[THE PROBLEM]: Locate every line in the records below that holds the word "JSON" and return each one.

**** DATASET EXTRACT

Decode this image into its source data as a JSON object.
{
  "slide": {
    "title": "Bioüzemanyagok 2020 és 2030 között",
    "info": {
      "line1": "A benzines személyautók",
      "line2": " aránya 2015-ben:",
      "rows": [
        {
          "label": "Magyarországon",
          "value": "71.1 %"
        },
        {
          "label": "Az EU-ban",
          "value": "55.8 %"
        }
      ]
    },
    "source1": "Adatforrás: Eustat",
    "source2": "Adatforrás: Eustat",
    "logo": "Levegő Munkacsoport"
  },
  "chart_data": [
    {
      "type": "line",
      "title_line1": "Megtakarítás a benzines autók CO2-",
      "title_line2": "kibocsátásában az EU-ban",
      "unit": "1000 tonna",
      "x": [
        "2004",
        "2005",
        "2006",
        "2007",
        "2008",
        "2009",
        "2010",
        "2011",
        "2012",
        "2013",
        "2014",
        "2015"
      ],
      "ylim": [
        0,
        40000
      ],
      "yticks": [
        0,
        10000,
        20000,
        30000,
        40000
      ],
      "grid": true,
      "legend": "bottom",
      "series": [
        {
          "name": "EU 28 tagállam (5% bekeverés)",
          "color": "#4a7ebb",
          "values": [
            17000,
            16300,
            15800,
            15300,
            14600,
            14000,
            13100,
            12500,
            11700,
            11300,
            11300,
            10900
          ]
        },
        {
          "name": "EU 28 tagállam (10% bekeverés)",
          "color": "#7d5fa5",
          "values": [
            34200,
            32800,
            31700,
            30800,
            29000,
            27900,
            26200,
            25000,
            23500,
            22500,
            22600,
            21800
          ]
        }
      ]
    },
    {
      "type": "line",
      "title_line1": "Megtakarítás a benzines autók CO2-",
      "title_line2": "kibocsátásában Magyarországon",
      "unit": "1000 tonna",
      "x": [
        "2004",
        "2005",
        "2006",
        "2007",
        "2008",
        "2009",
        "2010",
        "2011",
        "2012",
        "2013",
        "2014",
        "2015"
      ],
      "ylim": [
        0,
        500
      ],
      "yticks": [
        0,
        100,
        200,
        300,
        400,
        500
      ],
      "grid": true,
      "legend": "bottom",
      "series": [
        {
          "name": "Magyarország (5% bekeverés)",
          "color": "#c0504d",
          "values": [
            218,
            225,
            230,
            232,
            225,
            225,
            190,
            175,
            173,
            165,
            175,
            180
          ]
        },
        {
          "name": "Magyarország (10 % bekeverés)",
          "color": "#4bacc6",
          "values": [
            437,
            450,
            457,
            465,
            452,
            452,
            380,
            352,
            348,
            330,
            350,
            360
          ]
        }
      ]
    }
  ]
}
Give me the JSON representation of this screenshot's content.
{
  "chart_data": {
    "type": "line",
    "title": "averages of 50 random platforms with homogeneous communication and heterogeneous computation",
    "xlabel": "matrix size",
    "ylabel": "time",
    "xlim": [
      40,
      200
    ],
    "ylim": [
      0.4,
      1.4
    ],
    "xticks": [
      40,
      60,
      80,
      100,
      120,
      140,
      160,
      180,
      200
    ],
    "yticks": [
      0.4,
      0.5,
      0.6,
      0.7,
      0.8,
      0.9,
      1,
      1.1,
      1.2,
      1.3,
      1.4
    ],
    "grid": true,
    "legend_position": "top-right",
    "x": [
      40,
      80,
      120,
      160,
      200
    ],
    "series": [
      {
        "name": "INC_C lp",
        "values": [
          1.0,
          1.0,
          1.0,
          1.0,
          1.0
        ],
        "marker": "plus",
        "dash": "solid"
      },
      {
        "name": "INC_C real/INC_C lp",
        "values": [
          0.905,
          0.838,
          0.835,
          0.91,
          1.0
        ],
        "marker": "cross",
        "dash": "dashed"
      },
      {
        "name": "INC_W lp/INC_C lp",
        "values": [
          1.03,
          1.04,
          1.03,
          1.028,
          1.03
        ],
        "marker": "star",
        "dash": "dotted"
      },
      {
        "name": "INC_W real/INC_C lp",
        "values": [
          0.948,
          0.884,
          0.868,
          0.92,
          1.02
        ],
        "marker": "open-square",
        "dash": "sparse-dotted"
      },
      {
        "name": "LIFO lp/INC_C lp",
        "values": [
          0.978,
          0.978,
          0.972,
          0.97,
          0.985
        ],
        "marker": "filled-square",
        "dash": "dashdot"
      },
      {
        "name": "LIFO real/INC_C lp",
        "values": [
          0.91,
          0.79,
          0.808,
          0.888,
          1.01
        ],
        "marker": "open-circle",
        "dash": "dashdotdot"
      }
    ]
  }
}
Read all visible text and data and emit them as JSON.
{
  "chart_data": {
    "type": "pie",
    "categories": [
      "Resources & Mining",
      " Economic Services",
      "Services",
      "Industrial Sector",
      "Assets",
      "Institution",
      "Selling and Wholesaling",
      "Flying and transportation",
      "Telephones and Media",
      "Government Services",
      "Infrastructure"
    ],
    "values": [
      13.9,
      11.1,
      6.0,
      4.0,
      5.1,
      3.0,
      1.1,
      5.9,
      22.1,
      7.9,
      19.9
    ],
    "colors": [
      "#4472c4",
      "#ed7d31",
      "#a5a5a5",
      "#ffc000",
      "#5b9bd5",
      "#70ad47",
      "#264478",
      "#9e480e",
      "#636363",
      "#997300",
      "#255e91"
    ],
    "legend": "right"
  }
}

********

[REPLY]:
Decode this image into its source data as a JSON object.
Give me the JSON representation of this screenshot's content.
Read all visible text and data and emit them as JSON.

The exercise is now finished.